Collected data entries

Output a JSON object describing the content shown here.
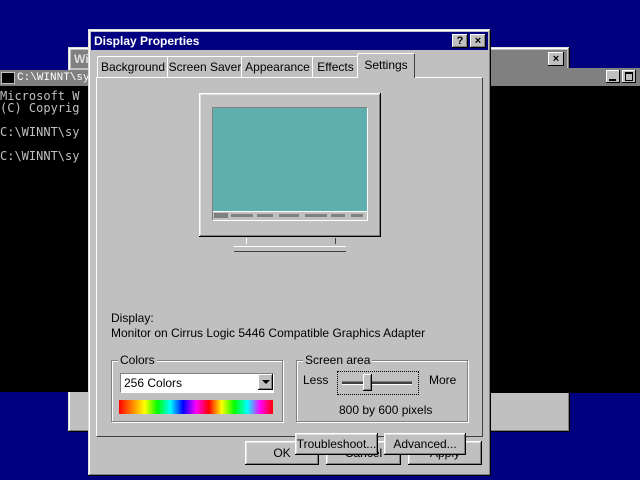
{
  "background_windows": {
    "cmd_title": "C:\\WINNT\\sy",
    "cmd_lines": [
      "Microsoft W",
      "(C) Copyrig",
      "",
      "C:\\WINNT\\sy",
      "",
      "C:\\WINNT\\sy"
    ],
    "behind_title_fragment": "Wi"
  },
  "dialog": {
    "title": "Display Properties",
    "help_label": "?",
    "close_label": "×",
    "tabs": [
      "Background",
      "Screen Saver",
      "Appearance",
      "Effects",
      "Settings"
    ],
    "active_tab": "Settings"
  },
  "settings": {
    "display_label": "Display:",
    "adapter": "Monitor on Cirrus Logic 5446 Compatible Graphics Adapter",
    "colors_group": "Colors",
    "colors_value": "256 Colors",
    "screen_area_group": "Screen area",
    "less_label": "Less",
    "more_label": "More",
    "resolution": "800 by 600 pixels",
    "slider_position": 0.35,
    "preview_desktop_color": "#5fafaf",
    "troubleshoot_label": "Troubleshoot...",
    "advanced_label": "Advanced..."
  },
  "footer": {
    "ok_label": "OK",
    "cancel_label": "Cancel",
    "apply_label": "Apply"
  }
}
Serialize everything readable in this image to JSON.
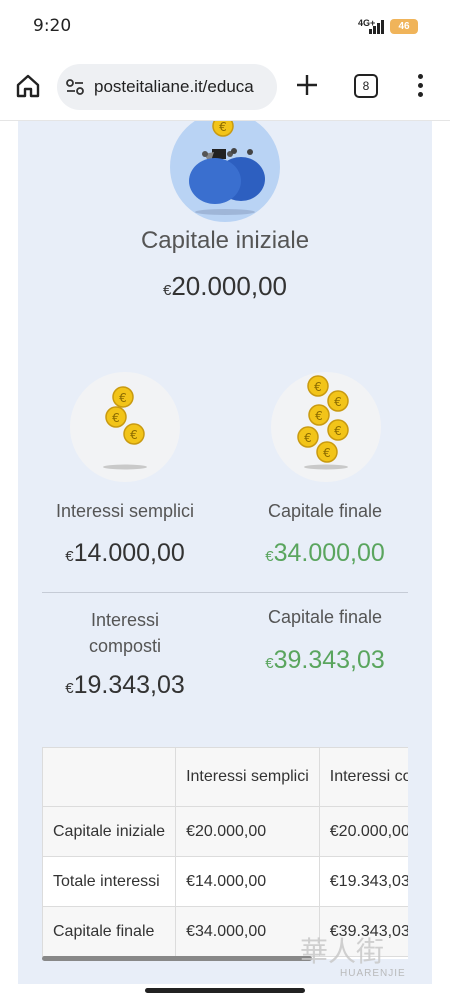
{
  "status_bar": {
    "time": "9:20",
    "network": "4G+",
    "battery": "46"
  },
  "browser": {
    "url": "posteitaliane.it/educa",
    "tab_count": "8"
  },
  "summary": {
    "initial_capital": {
      "label": "Capitale iniziale",
      "currency": "€",
      "value": "20.000,00"
    },
    "simple_interest": {
      "label": "Interessi semplici",
      "currency": "€",
      "value": "14.000,00"
    },
    "simple_final": {
      "label": "Capitale finale",
      "currency": "€",
      "value": "34.000,00"
    },
    "compound_interest": {
      "label_line1": "Interessi",
      "label_line2": "composti",
      "currency": "€",
      "value": "19.343,03"
    },
    "compound_final": {
      "label": "Capitale finale",
      "currency": "€",
      "value": "39.343,03"
    }
  },
  "table": {
    "headers": [
      "",
      "Interessi semplici",
      "Interessi composti"
    ],
    "rows": [
      [
        "Capitale iniziale",
        "€20.000,00",
        "€20.000,00"
      ],
      [
        "Totale interessi",
        "€14.000,00",
        "€19.343,03"
      ],
      [
        "Capitale finale",
        "€34.000,00",
        "€39.343,03"
      ]
    ]
  },
  "watermark": {
    "text": "華人街",
    "subtext": "HUARENJIE"
  },
  "colors": {
    "panel": "#e8eef8",
    "green": "#5aa55e",
    "wallet_blue": "#3a6fcf",
    "coin_gold": "#f2c419"
  }
}
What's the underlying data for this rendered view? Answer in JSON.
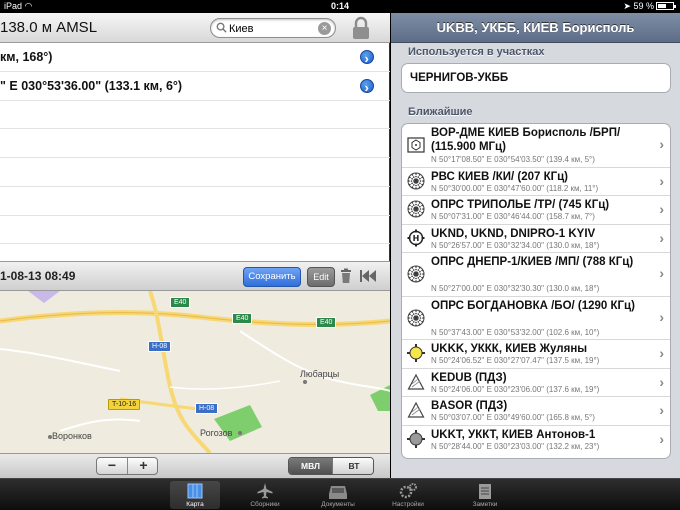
{
  "status": {
    "carrier": "iPad",
    "time": "0:14",
    "battery": "59 %",
    "battery_level": 0.59
  },
  "left": {
    "altitude": "138.0 м AMSL",
    "search": {
      "value": "Киев",
      "placeholder": ""
    },
    "rows": [
      {
        "text": "км, 168°)",
        "disclosure": true
      },
      {
        "text": "\" E 030°53'36.00\" (133.1 км, 6°)",
        "disclosure": true
      },
      {
        "text": "",
        "disclosure": false
      },
      {
        "text": "",
        "disclosure": false
      },
      {
        "text": "",
        "disclosure": false
      },
      {
        "text": "",
        "disclosure": false
      },
      {
        "text": "",
        "disclosure": false
      }
    ],
    "datetime": "1-08-13 08:49",
    "save_label": "Сохранить",
    "edit_label": "Edit",
    "map": {
      "places": [
        "Любарцы",
        "Воронков",
        "Рогозов"
      ],
      "roads": [
        "E40",
        "E40",
        "E40",
        "H-08",
        "H-08",
        "T-10-16"
      ]
    },
    "zoom": {
      "minus": "−",
      "plus": "+"
    },
    "map_type": {
      "mvl": "МВЛ",
      "vt": "ВТ"
    }
  },
  "right": {
    "title": "UKBB, УКББ, КИЕВ Борисполь",
    "used_header": "Используется в участках",
    "used_item": "ЧЕРНИГОВ-УКББ",
    "nearby_header": "Ближайшие",
    "nearby": [
      {
        "icon": "vor-dme-icon",
        "name": "ВОР-ДМЕ КИЕВ Борисполь /БРП/ (115.900 МГц)",
        "coord": "N 50°17'08.50\" E 030°54'03.50\" (139.4 км, 5°)"
      },
      {
        "icon": "ndb-icon",
        "name": "РВС КИЕВ /КИ/ (207 КГц)",
        "coord": "N 50°30'00.00\" E 030°47'60.00\" (118.2 км, 11°)"
      },
      {
        "icon": "ndb-icon",
        "name": "ОПРС ТРИПОЛЬЕ /ТР/ (745 КГц)",
        "coord": "N 50°07'31.00\" E 030°46'44.00\" (158.7 км, 7°)"
      },
      {
        "icon": "heliport-icon",
        "name": "UKND, UKND, DNIPRO-1 KYIV",
        "coord": "N 50°26'57.00\" E 030°32'34.00\" (130.0 км, 18°)"
      },
      {
        "icon": "ndb-icon",
        "name": "ОПРС ДНЕПР-1/КИЕВ /МП/ (788 КГц)",
        "coord": "N 50°27'00.00\" E 030°32'30.30\" (130.0 км, 18°)"
      },
      {
        "icon": "ndb-icon",
        "name": "ОПРС БОГДАНОВКА /БО/ (1290 КГц)",
        "coord": "N 50°37'43.00\" E 030°53'32.00\" (102.6 км, 10°)"
      },
      {
        "icon": "airport-yellow-icon",
        "name": "UKKK, УККК, КИЕВ Жуляны",
        "coord": "N 50°24'06.52\" E 030°27'07.47\" (137.5 км, 19°)"
      },
      {
        "icon": "waypoint-triangle-icon",
        "name": "KEDUB (ПДЗ)",
        "coord": "N 50°24'06.00\" E 030°23'06.00\" (137.6 км, 19°)"
      },
      {
        "icon": "waypoint-triangle-icon",
        "name": "BASOR (ПДЗ)",
        "coord": "N 50°03'07.00\" E 030°49'60.00\" (165.8 км, 5°)"
      },
      {
        "icon": "airport-grey-icon",
        "name": "UKKT, УККТ, КИЕВ Антонов-1",
        "coord": "N 50°28'44.00\" E 030°23'03.00\" (132.2 км, 23°)"
      }
    ]
  },
  "tabs": [
    {
      "label": "Карта",
      "icon": "map-icon",
      "active": true
    },
    {
      "label": "Сборники",
      "icon": "airplane-icon",
      "active": false
    },
    {
      "label": "Документы",
      "icon": "inbox-icon",
      "active": false
    },
    {
      "label": "Настройки",
      "icon": "gears-icon",
      "active": false
    },
    {
      "label": "Заметки",
      "icon": "notepad-icon",
      "active": false
    }
  ]
}
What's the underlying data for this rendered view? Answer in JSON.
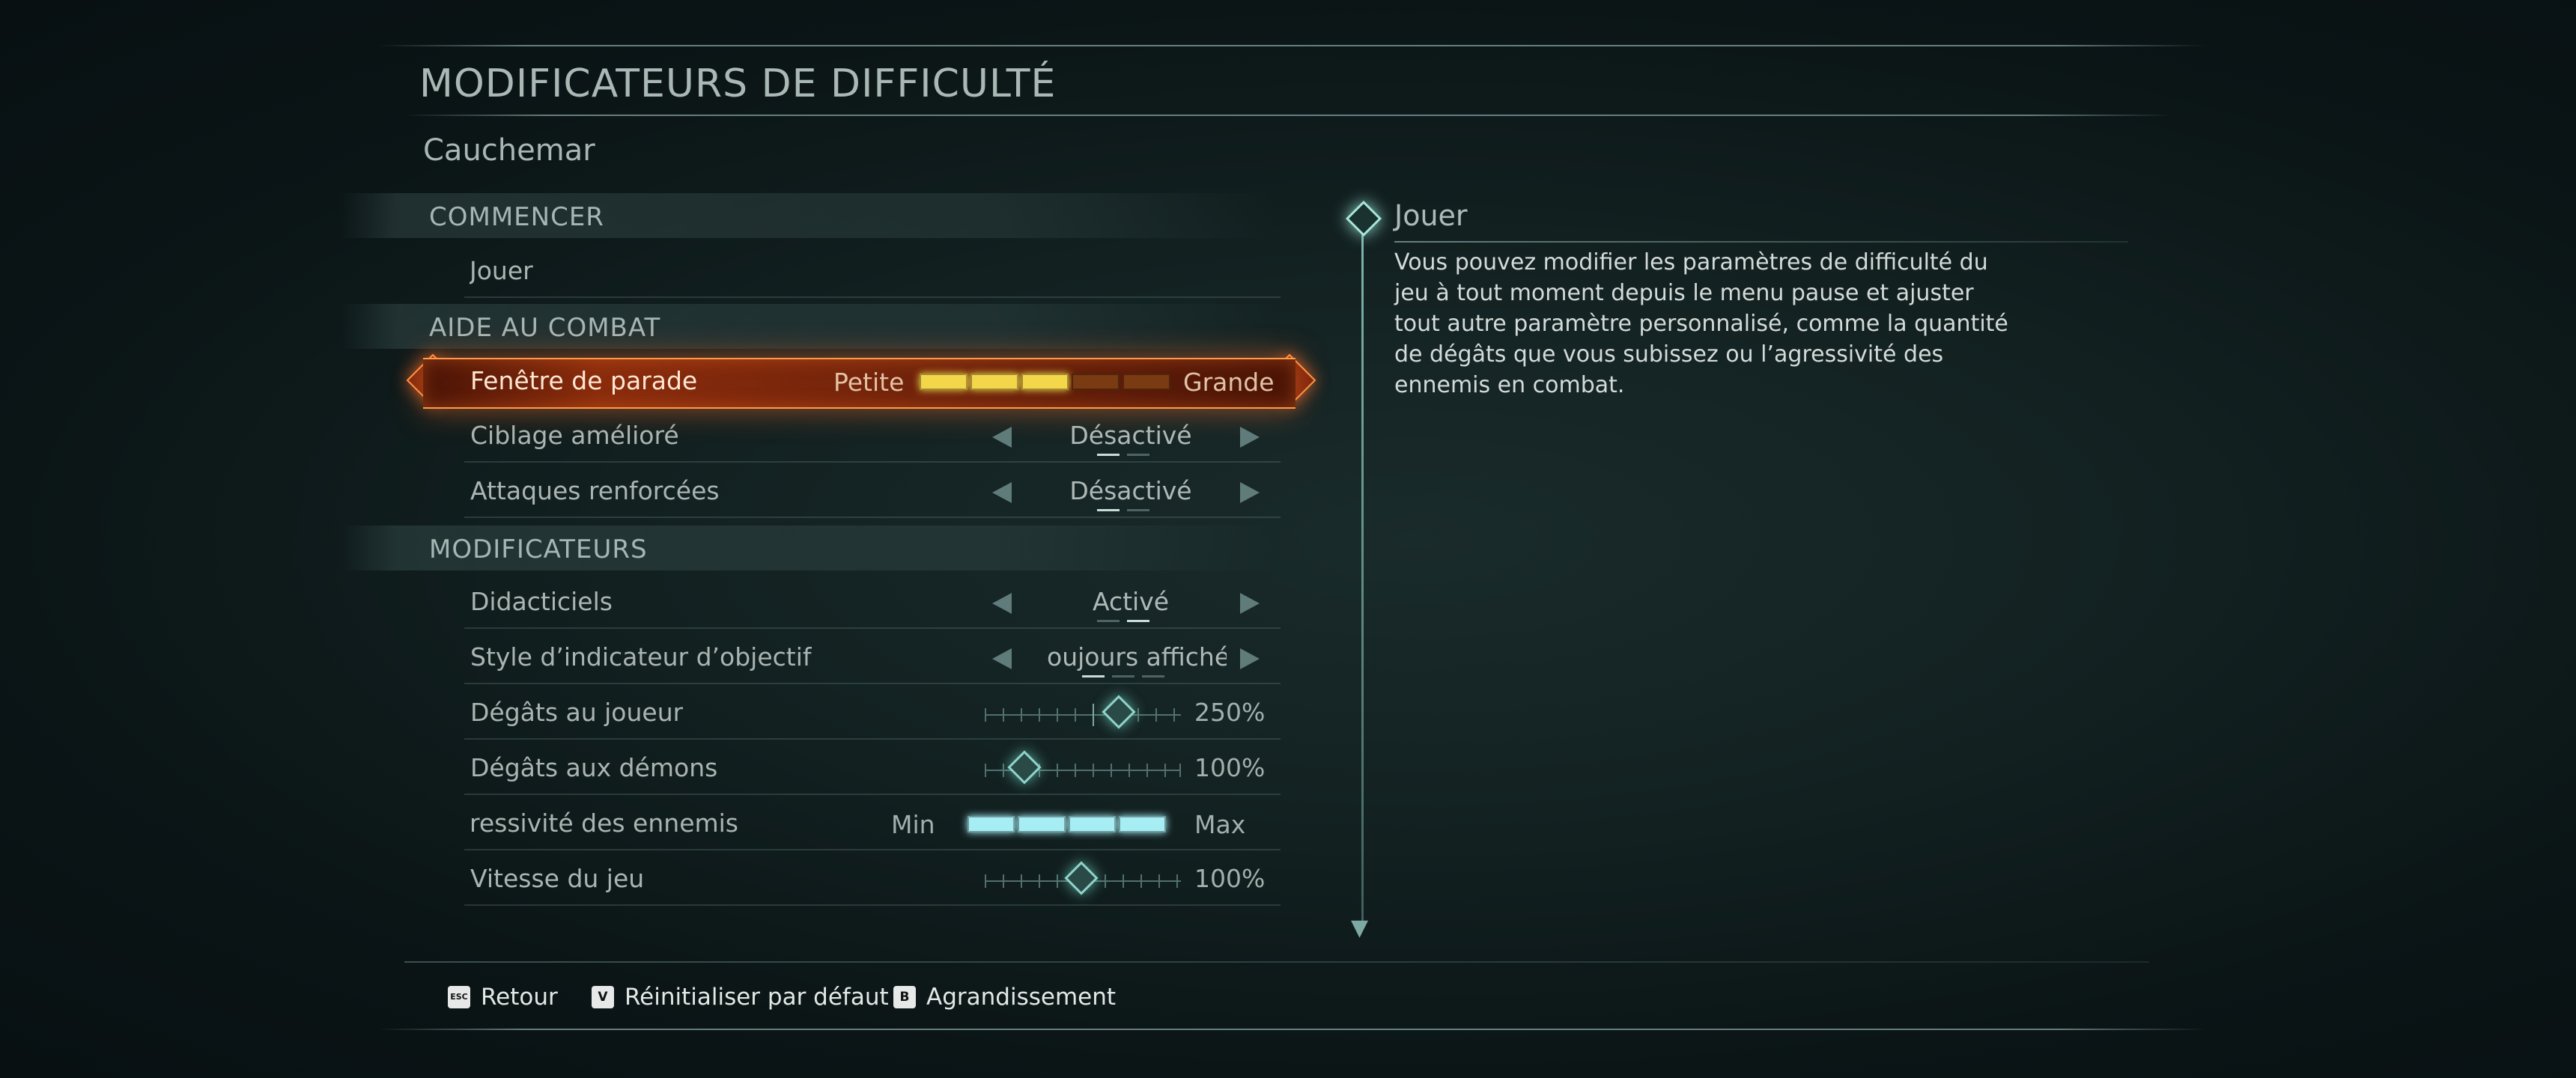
{
  "header": {
    "title": "MODIFICATEURS DE DIFFICULTÉ",
    "subtitle": "Cauchemar"
  },
  "sections": [
    {
      "label": "COMMENCER"
    },
    {
      "label": "AIDE AU COMBAT"
    },
    {
      "label": "MODIFICATEURS"
    }
  ],
  "rows": {
    "play": {
      "label": "Jouer"
    },
    "parry": {
      "label": "Fenêtre de parade",
      "min_label": "Petite",
      "max_label": "Grande",
      "level": 3,
      "max_level": 5
    },
    "targeting": {
      "label": "Ciblage amélioré",
      "value": "Désactivé"
    },
    "attacks": {
      "label": "Attaques renforcées",
      "value": "Désactivé"
    },
    "tutorials": {
      "label": "Didacticiels",
      "value": "Activé"
    },
    "objective": {
      "label": "Style d’indicateur d’objectif",
      "value": "oujours affiché"
    },
    "player_damage": {
      "label": "Dégâts au joueur",
      "value": "250%"
    },
    "demon_damage": {
      "label": "Dégâts aux démons",
      "value": "100%"
    },
    "aggression": {
      "label": "ressivité des ennemis",
      "min_label": "Min",
      "max_label": "Max",
      "level": 4,
      "max_level": 4
    },
    "game_speed": {
      "label": "Vitesse du jeu",
      "value": "100%"
    }
  },
  "info": {
    "title": "Jouer",
    "body": "Vous pouvez modifier les paramètres de difficulté du jeu à tout moment depuis le menu pause et ajuster tout autre paramètre personnalisé, comme la quantité de dégâts que vous subissez ou l’agressivité des ennemis en combat."
  },
  "footer": {
    "back": {
      "key": "ESC",
      "label": "Retour"
    },
    "reset": {
      "key": "V",
      "label": "Réinitialiser par défaut"
    },
    "zoom": {
      "key": "B",
      "label": "Agrandissement"
    }
  },
  "colors": {
    "accent_orange": "#ff9a48",
    "slider_teal": "#8fd3c9",
    "bar_yellow": "#f3d64a",
    "bar_cyan": "#a6eef3"
  }
}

> [Short exercise]:
Collect the lines of the data that carry the word "MODIFICATEURS".

> [Solution to this task]:
    "title": "MODIFICATEURS DE DIFFICULTÉ",
      "label": "MODIFICATEURS"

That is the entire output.